START

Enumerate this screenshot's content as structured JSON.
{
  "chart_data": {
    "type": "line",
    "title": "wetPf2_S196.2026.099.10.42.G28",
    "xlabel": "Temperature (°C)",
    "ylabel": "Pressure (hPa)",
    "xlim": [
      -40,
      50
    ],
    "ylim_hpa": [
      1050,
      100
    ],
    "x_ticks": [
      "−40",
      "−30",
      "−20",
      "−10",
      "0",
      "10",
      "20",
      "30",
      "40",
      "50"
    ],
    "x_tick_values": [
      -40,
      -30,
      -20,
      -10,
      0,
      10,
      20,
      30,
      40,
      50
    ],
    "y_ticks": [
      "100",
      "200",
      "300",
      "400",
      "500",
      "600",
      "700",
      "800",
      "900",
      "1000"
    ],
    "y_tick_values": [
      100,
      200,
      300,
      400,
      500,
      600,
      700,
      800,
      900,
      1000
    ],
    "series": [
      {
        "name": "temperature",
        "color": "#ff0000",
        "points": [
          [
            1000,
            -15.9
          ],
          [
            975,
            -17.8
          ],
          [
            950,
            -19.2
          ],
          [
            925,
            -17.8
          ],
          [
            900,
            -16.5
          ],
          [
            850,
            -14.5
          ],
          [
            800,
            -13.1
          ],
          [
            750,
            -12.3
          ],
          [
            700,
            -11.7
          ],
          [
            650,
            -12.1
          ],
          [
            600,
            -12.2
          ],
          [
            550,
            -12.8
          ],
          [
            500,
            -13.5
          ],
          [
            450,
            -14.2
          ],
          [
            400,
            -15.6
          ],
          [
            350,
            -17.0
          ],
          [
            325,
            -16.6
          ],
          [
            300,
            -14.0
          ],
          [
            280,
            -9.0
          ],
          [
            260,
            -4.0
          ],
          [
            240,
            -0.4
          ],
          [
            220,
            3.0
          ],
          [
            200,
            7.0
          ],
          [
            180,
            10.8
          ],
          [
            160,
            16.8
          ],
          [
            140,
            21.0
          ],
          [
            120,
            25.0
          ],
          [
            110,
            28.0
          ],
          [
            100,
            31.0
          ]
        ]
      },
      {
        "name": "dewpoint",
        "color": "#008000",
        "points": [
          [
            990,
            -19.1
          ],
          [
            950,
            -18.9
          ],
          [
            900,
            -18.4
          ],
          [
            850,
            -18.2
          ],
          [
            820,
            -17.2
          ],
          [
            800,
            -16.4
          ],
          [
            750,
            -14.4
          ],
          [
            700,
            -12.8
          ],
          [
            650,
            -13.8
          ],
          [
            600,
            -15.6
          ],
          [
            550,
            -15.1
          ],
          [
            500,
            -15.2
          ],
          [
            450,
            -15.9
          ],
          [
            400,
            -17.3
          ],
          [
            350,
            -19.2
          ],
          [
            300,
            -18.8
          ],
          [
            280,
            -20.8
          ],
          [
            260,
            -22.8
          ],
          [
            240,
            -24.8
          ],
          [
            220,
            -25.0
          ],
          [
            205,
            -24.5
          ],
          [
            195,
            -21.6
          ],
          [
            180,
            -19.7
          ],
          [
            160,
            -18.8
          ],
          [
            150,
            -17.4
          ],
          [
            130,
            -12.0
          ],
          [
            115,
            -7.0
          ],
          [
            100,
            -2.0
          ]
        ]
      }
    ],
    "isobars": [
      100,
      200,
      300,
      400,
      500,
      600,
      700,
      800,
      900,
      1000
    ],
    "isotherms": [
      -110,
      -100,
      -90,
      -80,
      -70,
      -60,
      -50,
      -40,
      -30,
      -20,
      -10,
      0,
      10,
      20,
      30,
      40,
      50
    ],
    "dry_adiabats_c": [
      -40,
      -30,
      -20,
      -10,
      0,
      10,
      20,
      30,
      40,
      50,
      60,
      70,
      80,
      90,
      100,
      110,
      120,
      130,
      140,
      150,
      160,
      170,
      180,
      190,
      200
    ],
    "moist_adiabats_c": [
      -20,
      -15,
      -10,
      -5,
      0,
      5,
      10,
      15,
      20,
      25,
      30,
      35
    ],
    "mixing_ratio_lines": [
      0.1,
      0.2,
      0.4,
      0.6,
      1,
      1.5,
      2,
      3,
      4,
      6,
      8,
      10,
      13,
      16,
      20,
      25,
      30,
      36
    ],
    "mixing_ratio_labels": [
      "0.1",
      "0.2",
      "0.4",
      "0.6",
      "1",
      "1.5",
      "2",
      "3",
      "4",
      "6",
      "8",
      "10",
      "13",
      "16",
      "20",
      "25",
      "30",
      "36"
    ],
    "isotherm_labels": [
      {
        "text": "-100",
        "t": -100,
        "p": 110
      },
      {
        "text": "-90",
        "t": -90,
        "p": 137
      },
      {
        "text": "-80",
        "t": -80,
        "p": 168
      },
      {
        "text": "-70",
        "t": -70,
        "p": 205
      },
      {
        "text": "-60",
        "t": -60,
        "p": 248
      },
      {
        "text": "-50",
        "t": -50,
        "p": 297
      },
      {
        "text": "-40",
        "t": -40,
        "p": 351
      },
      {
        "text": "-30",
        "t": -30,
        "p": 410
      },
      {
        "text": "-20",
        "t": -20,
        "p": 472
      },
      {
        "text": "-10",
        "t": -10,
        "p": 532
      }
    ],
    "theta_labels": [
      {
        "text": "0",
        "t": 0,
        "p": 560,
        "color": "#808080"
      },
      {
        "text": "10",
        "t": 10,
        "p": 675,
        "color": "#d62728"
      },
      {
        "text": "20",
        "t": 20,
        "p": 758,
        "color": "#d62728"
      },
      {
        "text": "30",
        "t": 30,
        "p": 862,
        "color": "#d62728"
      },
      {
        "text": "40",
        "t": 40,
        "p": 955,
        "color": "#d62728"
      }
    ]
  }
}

END

**SET TASK**
Output an exact copy of each record.

**ANSWER TO THE EXERCISE**
Enumerate this screenshot's content as structured JSON.
{
  "chart_data": {
    "type": "line",
    "title": "wetPf2_S196.2026.099.10.42.G28",
    "xlabel": "Temperature (°C)",
    "ylabel": "Pressure (hPa)",
    "xlim": [
      -40,
      50
    ],
    "ylim_hpa": [
      1050,
      100
    ],
    "x_ticks": [
      "−40",
      "−30",
      "−20",
      "−10",
      "0",
      "10",
      "20",
      "30",
      "40",
      "50"
    ],
    "x_tick_values": [
      -40,
      -30,
      -20,
      -10,
      0,
      10,
      20,
      30,
      40,
      50
    ],
    "y_ticks": [
      "100",
      "200",
      "300",
      "400",
      "500",
      "600",
      "700",
      "800",
      "900",
      "1000"
    ],
    "y_tick_values": [
      100,
      200,
      300,
      400,
      500,
      600,
      700,
      800,
      900,
      1000
    ],
    "series": [
      {
        "name": "temperature",
        "color": "#ff0000",
        "points": [
          [
            1000,
            -15.9
          ],
          [
            975,
            -17.8
          ],
          [
            950,
            -19.2
          ],
          [
            925,
            -17.8
          ],
          [
            900,
            -16.5
          ],
          [
            850,
            -14.5
          ],
          [
            800,
            -13.1
          ],
          [
            750,
            -12.3
          ],
          [
            700,
            -11.7
          ],
          [
            650,
            -12.1
          ],
          [
            600,
            -12.2
          ],
          [
            550,
            -12.8
          ],
          [
            500,
            -13.5
          ],
          [
            450,
            -14.2
          ],
          [
            400,
            -15.6
          ],
          [
            350,
            -17.0
          ],
          [
            325,
            -16.6
          ],
          [
            300,
            -14.0
          ],
          [
            280,
            -9.0
          ],
          [
            260,
            -4.0
          ],
          [
            240,
            -0.4
          ],
          [
            220,
            3.0
          ],
          [
            200,
            7.0
          ],
          [
            180,
            10.8
          ],
          [
            160,
            16.8
          ],
          [
            140,
            21.0
          ],
          [
            120,
            25.0
          ],
          [
            110,
            28.0
          ],
          [
            100,
            31.0
          ]
        ]
      },
      {
        "name": "dewpoint",
        "color": "#008000",
        "points": [
          [
            990,
            -19.1
          ],
          [
            950,
            -18.9
          ],
          [
            900,
            -18.4
          ],
          [
            850,
            -18.2
          ],
          [
            820,
            -17.2
          ],
          [
            800,
            -16.4
          ],
          [
            750,
            -14.4
          ],
          [
            700,
            -12.8
          ],
          [
            650,
            -13.8
          ],
          [
            600,
            -15.6
          ],
          [
            550,
            -15.1
          ],
          [
            500,
            -15.2
          ],
          [
            450,
            -15.9
          ],
          [
            400,
            -17.3
          ],
          [
            350,
            -19.2
          ],
          [
            300,
            -18.8
          ],
          [
            280,
            -20.8
          ],
          [
            260,
            -22.8
          ],
          [
            240,
            -24.8
          ],
          [
            220,
            -25.0
          ],
          [
            205,
            -24.5
          ],
          [
            195,
            -21.6
          ],
          [
            180,
            -19.7
          ],
          [
            160,
            -18.8
          ],
          [
            150,
            -17.4
          ],
          [
            130,
            -12.0
          ],
          [
            115,
            -7.0
          ],
          [
            100,
            -2.0
          ]
        ]
      }
    ],
    "isobars": [
      100,
      200,
      300,
      400,
      500,
      600,
      700,
      800,
      900,
      1000
    ],
    "isotherms": [
      -110,
      -100,
      -90,
      -80,
      -70,
      -60,
      -50,
      -40,
      -30,
      -20,
      -10,
      0,
      10,
      20,
      30,
      40,
      50
    ],
    "dry_adiabats_c": [
      -40,
      -30,
      -20,
      -10,
      0,
      10,
      20,
      30,
      40,
      50,
      60,
      70,
      80,
      90,
      100,
      110,
      120,
      130,
      140,
      150,
      160,
      170,
      180,
      190,
      200
    ],
    "moist_adiabats_c": [
      -20,
      -15,
      -10,
      -5,
      0,
      5,
      10,
      15,
      20,
      25,
      30,
      35
    ],
    "mixing_ratio_lines": [
      0.1,
      0.2,
      0.4,
      0.6,
      1,
      1.5,
      2,
      3,
      4,
      6,
      8,
      10,
      13,
      16,
      20,
      25,
      30,
      36
    ],
    "mixing_ratio_labels": [
      "0.1",
      "0.2",
      "0.4",
      "0.6",
      "1",
      "1.5",
      "2",
      "3",
      "4",
      "6",
      "8",
      "10",
      "13",
      "16",
      "20",
      "25",
      "30",
      "36"
    ],
    "isotherm_labels": [
      {
        "text": "-100",
        "t": -100,
        "p": 110
      },
      {
        "text": "-90",
        "t": -90,
        "p": 137
      },
      {
        "text": "-80",
        "t": -80,
        "p": 168
      },
      {
        "text": "-70",
        "t": -70,
        "p": 205
      },
      {
        "text": "-60",
        "t": -60,
        "p": 248
      },
      {
        "text": "-50",
        "t": -50,
        "p": 297
      },
      {
        "text": "-40",
        "t": -40,
        "p": 351
      },
      {
        "text": "-30",
        "t": -30,
        "p": 410
      },
      {
        "text": "-20",
        "t": -20,
        "p": 472
      },
      {
        "text": "-10",
        "t": -10,
        "p": 532
      }
    ],
    "theta_labels": [
      {
        "text": "0",
        "t": 0,
        "p": 560,
        "color": "#808080"
      },
      {
        "text": "10",
        "t": 10,
        "p": 675,
        "color": "#d62728"
      },
      {
        "text": "20",
        "t": 20,
        "p": 758,
        "color": "#d62728"
      },
      {
        "text": "30",
        "t": 30,
        "p": 862,
        "color": "#d62728"
      },
      {
        "text": "40",
        "t": 40,
        "p": 955,
        "color": "#d62728"
      }
    ]
  }
}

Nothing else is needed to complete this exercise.